Write out each line that follows exactly as it stands, without the pictures.

_ _ _

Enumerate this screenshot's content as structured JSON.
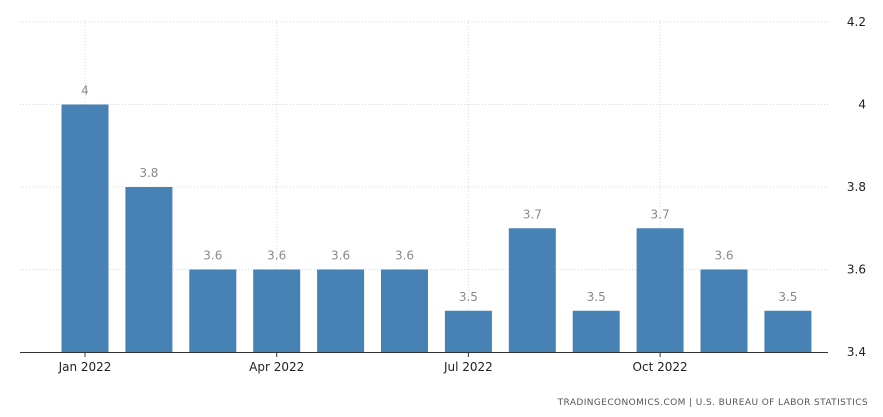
{
  "chart_data": {
    "type": "bar",
    "categories": [
      "Jan 2022",
      "Feb 2022",
      "Mar 2022",
      "Apr 2022",
      "May 2022",
      "Jun 2022",
      "Jul 2022",
      "Aug 2022",
      "Sep 2022",
      "Oct 2022",
      "Nov 2022",
      "Dec 2022"
    ],
    "values": [
      4.0,
      3.8,
      3.6,
      3.6,
      3.6,
      3.6,
      3.5,
      3.7,
      3.5,
      3.7,
      3.6,
      3.5
    ],
    "data_labels": [
      "4",
      "3.8",
      "3.6",
      "3.6",
      "3.6",
      "3.6",
      "3.5",
      "3.7",
      "3.5",
      "3.7",
      "3.6",
      "3.5"
    ],
    "x_tick_labels": [
      "Jan 2022",
      "Apr 2022",
      "Jul 2022",
      "Oct 2022"
    ],
    "x_tick_indices": [
      0,
      3,
      6,
      9
    ],
    "y_ticks": [
      "3.4",
      "3.6",
      "3.8",
      "4",
      "4.2"
    ],
    "ylim": [
      3.4,
      4.2
    ],
    "y_axis_side": "right",
    "grid": true,
    "bar_color": "#4682b4",
    "title": "",
    "xlabel": "",
    "ylabel": ""
  },
  "source": "TRADINGECONOMICS.COM | U.S. BUREAU OF LABOR STATISTICS"
}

_ _ _

**Completed task:**
Enumerate this screenshot's content as structured JSON.
{
  "chart_data": {
    "type": "bar",
    "categories": [
      "Jan 2022",
      "Feb 2022",
      "Mar 2022",
      "Apr 2022",
      "May 2022",
      "Jun 2022",
      "Jul 2022",
      "Aug 2022",
      "Sep 2022",
      "Oct 2022",
      "Nov 2022",
      "Dec 2022"
    ],
    "values": [
      4.0,
      3.8,
      3.6,
      3.6,
      3.6,
      3.6,
      3.5,
      3.7,
      3.5,
      3.7,
      3.6,
      3.5
    ],
    "data_labels": [
      "4",
      "3.8",
      "3.6",
      "3.6",
      "3.6",
      "3.6",
      "3.5",
      "3.7",
      "3.5",
      "3.7",
      "3.6",
      "3.5"
    ],
    "x_tick_labels": [
      "Jan 2022",
      "Apr 2022",
      "Jul 2022",
      "Oct 2022"
    ],
    "x_tick_indices": [
      0,
      3,
      6,
      9
    ],
    "y_ticks": [
      "3.4",
      "3.6",
      "3.8",
      "4",
      "4.2"
    ],
    "ylim": [
      3.4,
      4.2
    ],
    "y_axis_side": "right",
    "grid": true,
    "bar_color": "#4682b4",
    "title": "",
    "xlabel": "",
    "ylabel": ""
  },
  "source": "TRADINGECONOMICS.COM | U.S. BUREAU OF LABOR STATISTICS"
}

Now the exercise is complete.